Start of ROWS

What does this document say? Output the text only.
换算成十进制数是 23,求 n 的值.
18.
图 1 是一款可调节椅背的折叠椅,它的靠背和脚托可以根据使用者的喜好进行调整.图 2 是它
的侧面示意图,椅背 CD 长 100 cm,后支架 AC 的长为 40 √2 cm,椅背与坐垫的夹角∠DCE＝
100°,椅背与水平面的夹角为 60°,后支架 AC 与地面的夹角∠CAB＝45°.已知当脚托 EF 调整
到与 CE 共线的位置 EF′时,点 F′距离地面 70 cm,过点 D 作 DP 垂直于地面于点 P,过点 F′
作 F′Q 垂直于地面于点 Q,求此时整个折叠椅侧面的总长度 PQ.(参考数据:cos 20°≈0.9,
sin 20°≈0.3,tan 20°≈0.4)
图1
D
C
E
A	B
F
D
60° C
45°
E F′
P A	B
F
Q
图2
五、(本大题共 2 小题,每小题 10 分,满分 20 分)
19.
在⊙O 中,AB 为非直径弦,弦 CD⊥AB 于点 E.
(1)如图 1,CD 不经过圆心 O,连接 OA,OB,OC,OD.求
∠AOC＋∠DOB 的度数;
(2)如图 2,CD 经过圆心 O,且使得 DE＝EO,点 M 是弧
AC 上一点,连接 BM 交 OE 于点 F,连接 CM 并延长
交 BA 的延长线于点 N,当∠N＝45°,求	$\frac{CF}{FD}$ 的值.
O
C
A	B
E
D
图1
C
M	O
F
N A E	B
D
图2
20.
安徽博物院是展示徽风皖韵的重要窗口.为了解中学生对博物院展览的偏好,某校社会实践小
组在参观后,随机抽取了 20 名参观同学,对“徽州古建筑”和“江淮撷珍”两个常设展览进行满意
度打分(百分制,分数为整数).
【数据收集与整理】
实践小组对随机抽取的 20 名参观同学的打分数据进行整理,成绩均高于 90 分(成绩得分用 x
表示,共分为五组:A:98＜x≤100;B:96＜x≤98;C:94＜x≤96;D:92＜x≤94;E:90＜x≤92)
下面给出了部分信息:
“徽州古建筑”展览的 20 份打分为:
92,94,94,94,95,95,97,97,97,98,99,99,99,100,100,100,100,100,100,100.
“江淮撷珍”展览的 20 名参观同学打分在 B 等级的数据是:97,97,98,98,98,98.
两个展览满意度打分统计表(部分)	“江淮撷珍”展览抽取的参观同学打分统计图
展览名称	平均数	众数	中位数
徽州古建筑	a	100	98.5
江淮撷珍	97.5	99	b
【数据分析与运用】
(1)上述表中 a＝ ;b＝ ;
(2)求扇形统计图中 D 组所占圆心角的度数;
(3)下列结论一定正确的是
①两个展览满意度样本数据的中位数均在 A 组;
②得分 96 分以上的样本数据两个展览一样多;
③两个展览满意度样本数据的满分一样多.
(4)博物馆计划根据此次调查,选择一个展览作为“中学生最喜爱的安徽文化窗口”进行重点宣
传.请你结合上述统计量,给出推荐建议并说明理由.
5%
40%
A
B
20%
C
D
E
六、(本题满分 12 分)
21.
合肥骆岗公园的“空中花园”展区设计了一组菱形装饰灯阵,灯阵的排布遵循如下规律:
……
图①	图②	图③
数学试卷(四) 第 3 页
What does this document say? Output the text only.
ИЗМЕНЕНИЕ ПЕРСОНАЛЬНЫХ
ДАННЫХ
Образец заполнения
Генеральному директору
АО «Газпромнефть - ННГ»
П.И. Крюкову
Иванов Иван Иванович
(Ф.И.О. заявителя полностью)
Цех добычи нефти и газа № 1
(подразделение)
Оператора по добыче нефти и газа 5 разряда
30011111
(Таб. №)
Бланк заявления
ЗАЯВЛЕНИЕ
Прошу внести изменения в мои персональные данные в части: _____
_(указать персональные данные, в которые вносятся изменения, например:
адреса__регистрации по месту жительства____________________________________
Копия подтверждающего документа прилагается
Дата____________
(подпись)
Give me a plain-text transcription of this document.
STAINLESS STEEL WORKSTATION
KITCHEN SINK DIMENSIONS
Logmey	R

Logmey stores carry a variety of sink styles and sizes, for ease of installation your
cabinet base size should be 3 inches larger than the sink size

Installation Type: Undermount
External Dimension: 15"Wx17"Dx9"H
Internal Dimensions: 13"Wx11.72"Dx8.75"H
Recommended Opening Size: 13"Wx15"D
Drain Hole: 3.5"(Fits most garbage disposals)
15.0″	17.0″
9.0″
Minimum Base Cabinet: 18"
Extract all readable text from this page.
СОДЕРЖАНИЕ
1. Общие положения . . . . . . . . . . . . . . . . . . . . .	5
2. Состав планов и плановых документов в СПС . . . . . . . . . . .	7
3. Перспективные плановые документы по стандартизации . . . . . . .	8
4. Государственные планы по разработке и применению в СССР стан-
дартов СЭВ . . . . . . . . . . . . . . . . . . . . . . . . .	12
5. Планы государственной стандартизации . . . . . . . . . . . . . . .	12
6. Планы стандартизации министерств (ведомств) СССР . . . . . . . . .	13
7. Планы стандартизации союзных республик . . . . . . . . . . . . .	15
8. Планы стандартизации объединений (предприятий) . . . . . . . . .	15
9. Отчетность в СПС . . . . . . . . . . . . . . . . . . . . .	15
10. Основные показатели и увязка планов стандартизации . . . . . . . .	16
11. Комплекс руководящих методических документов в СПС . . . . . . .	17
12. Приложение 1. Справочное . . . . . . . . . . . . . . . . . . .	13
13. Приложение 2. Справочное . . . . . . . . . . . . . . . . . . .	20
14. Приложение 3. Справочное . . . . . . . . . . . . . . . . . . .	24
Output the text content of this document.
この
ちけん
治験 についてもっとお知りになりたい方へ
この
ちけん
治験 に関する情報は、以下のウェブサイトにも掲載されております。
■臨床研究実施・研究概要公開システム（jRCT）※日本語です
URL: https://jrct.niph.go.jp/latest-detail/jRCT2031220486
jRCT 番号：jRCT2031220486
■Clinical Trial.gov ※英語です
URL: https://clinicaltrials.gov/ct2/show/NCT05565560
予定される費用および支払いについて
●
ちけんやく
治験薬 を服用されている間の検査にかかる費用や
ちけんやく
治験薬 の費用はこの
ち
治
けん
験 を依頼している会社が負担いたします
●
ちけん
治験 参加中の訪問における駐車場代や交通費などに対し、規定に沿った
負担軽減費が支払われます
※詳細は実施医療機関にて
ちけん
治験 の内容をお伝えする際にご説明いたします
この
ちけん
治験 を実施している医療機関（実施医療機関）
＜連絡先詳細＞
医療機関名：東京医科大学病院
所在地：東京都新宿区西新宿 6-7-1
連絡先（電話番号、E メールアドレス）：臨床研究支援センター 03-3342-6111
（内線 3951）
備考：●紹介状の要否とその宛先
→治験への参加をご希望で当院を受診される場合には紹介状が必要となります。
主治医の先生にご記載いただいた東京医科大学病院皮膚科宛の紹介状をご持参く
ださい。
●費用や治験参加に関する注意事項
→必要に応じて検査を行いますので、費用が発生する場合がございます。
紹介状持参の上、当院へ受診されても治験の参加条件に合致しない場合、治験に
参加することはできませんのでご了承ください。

End of ROWS

## WHAT NEEDS TO BE DONE:
Copy the entries above exactly, leaving none out.

## EXERCISE SOLUTION:
What does this document say? Output the text only.
换算成十进制数是 23,求 n 的值.
18.
图 1 是一款可调节椅背的折叠椅,它的靠背和脚托可以根据使用者的喜好进行调整.图 2 是它
的侧面示意图,椅背 CD 长 100 cm,后支架 AC 的长为 40 √2 cm,椅背与坐垫的夹角∠DCE＝
100°,椅背与水平面的夹角为 60°,后支架 AC 与地面的夹角∠CAB＝45°.已知当脚托 EF 调整
到与 CE 共线的位置 EF′时,点 F′距离地面 70 cm,过点 D 作 DP 垂直于地面于点 P,过点 F′
作 F′Q 垂直于地面于点 Q,求此时整个折叠椅侧面的总长度 PQ.(参考数据:cos 20°≈0.9,
sin 20°≈0.3,tan 20°≈0.4)
图1
D
C
E
A	B
F
D
60° C
45°
E F′
P A	B
F
Q
图2
五、(本大题共 2 小题,每小题 10 分,满分 20 分)
19.
在⊙O 中,AB 为非直径弦,弦 CD⊥AB 于点 E.
(1)如图 1,CD 不经过圆心 O,连接 OA,OB,OC,OD.求
∠AOC＋∠DOB 的度数;
(2)如图 2,CD 经过圆心 O,且使得 DE＝EO,点 M 是弧
AC 上一点,连接 BM 交 OE 于点 F,连接 CM 并延长
交 BA 的延长线于点 N,当∠N＝45°,求	$\frac{CF}{FD}$ 的值.
O
C
A	B
E
D
图1
C
M	O
F
N A E	B
D
图2
20.
安徽博物院是展示徽风皖韵的重要窗口.为了解中学生对博物院展览的偏好,某校社会实践小
组在参观后,随机抽取了 20 名参观同学,对“徽州古建筑”和“江淮撷珍”两个常设展览进行满意
度打分(百分制,分数为整数).
【数据收集与整理】
实践小组对随机抽取的 20 名参观同学的打分数据进行整理,成绩均高于 90 分(成绩得分用 x
表示,共分为五组:A:98＜x≤100;B:96＜x≤98;C:94＜x≤96;D:92＜x≤94;E:90＜x≤92)
下面给出了部分信息:
“徽州古建筑”展览的 20 份打分为:
92,94,94,94,95,95,97,97,97,98,99,99,99,100,100,100,100,100,100,100.
“江淮撷珍”展览的 20 名参观同学打分在 B 等级的数据是:97,97,98,98,98,98.
两个展览满意度打分统计表(部分)	“江淮撷珍”展览抽取的参观同学打分统计图
展览名称	平均数	众数	中位数
徽州古建筑	a	100	98.5
江淮撷珍	97.5	99	b
【数据分析与运用】
(1)上述表中 a＝ ;b＝ ;
(2)求扇形统计图中 D 组所占圆心角的度数;
(3)下列结论一定正确的是
①两个展览满意度样本数据的中位数均在 A 组;
②得分 96 分以上的样本数据两个展览一样多;
③两个展览满意度样本数据的满分一样多.
(4)博物馆计划根据此次调查,选择一个展览作为“中学生最喜爱的安徽文化窗口”进行重点宣
传.请你结合上述统计量,给出推荐建议并说明理由.
5%
40%
A
B
20%
C
D
E
六、(本题满分 12 分)
21.
合肥骆岗公园的“空中花园”展区设计了一组菱形装饰灯阵,灯阵的排布遵循如下规律:
……
图①	图②	图③
数学试卷(四) 第 3 页
What does this document say? Output the text only.
ИЗМЕНЕНИЕ ПЕРСОНАЛЬНЫХ
ДАННЫХ
Образец заполнения
Генеральному директору
АО «Газпромнефть - ННГ»
П.И. Крюкову
Иванов Иван Иванович
(Ф.И.О. заявителя полностью)
Цех добычи нефти и газа № 1
(подразделение)
Оператора по добыче нефти и газа 5 разряда
30011111
(Таб. №)
Бланк заявления
ЗАЯВЛЕНИЕ
Прошу внести изменения в мои персональные данные в части: _____
_(указать персональные данные, в которые вносятся изменения, например:
адреса__регистрации по месту жительства____________________________________
Копия подтверждающего документа прилагается
Дата____________
(подпись)
Give me a plain-text transcription of this document.
STAINLESS STEEL WORKSTATION
KITCHEN SINK DIMENSIONS
Logmey	R

Logmey stores carry a variety of sink styles and sizes, for ease of installation your
cabinet base size should be 3 inches larger than the sink size

Installation Type: Undermount
External Dimension: 15"Wx17"Dx9"H
Internal Dimensions: 13"Wx11.72"Dx8.75"H
Recommended Opening Size: 13"Wx15"D
Drain Hole: 3.5"(Fits most garbage disposals)
15.0″	17.0″
9.0″
Minimum Base Cabinet: 18"
Extract all readable text from this page.
СОДЕРЖАНИЕ
1. Общие положения . . . . . . . . . . . . . . . . . . . . .	5
2. Состав планов и плановых документов в СПС . . . . . . . . . . .	7
3. Перспективные плановые документы по стандартизации . . . . . . .	8
4. Государственные планы по разработке и применению в СССР стан-
дартов СЭВ . . . . . . . . . . . . . . . . . . . . . . . . .	12
5. Планы государственной стандартизации . . . . . . . . . . . . . . .	12
6. Планы стандартизации министерств (ведомств) СССР . . . . . . . . .	13
7. Планы стандартизации союзных республик . . . . . . . . . . . . .	15
8. Планы стандартизации объединений (предприятий) . . . . . . . . .	15
9. Отчетность в СПС . . . . . . . . . . . . . . . . . . . . .	15
10. Основные показатели и увязка планов стандартизации . . . . . . . .	16
11. Комплекс руководящих методических документов в СПС . . . . . . .	17
12. Приложение 1. Справочное . . . . . . . . . . . . . . . . . . .	13
13. Приложение 2. Справочное . . . . . . . . . . . . . . . . . . .	20
14. Приложение 3. Справочное . . . . . . . . . . . . . . . . . . .	24
Output the text content of this document.
この
ちけん
治験 についてもっとお知りになりたい方へ
この
ちけん
治験 に関する情報は、以下のウェブサイトにも掲載されております。
■臨床研究実施・研究概要公開システム（jRCT）※日本語です
URL: https://jrct.niph.go.jp/latest-detail/jRCT2031220486
jRCT 番号：jRCT2031220486
■Clinical Trial.gov ※英語です
URL: https://clinicaltrials.gov/ct2/show/NCT05565560
予定される費用および支払いについて
●
ちけんやく
治験薬 を服用されている間の検査にかかる費用や
ちけんやく
治験薬 の費用はこの
ち
治
けん
験 を依頼している会社が負担いたします
●
ちけん
治験 参加中の訪問における駐車場代や交通費などに対し、規定に沿った
負担軽減費が支払われます
※詳細は実施医療機関にて
ちけん
治験 の内容をお伝えする際にご説明いたします
この
ちけん
治験 を実施している医療機関（実施医療機関）
＜連絡先詳細＞
医療機関名：東京医科大学病院
所在地：東京都新宿区西新宿 6-7-1
連絡先（電話番号、E メールアドレス）：臨床研究支援センター 03-3342-6111
（内線 3951）
備考：●紹介状の要否とその宛先
→治験への参加をご希望で当院を受診される場合には紹介状が必要となります。
主治医の先生にご記載いただいた東京医科大学病院皮膚科宛の紹介状をご持参く
ださい。
●費用や治験参加に関する注意事項
→必要に応じて検査を行いますので、費用が発生する場合がございます。
紹介状持参の上、当院へ受診されても治験の参加条件に合致しない場合、治験に
参加することはできませんのでご了承ください。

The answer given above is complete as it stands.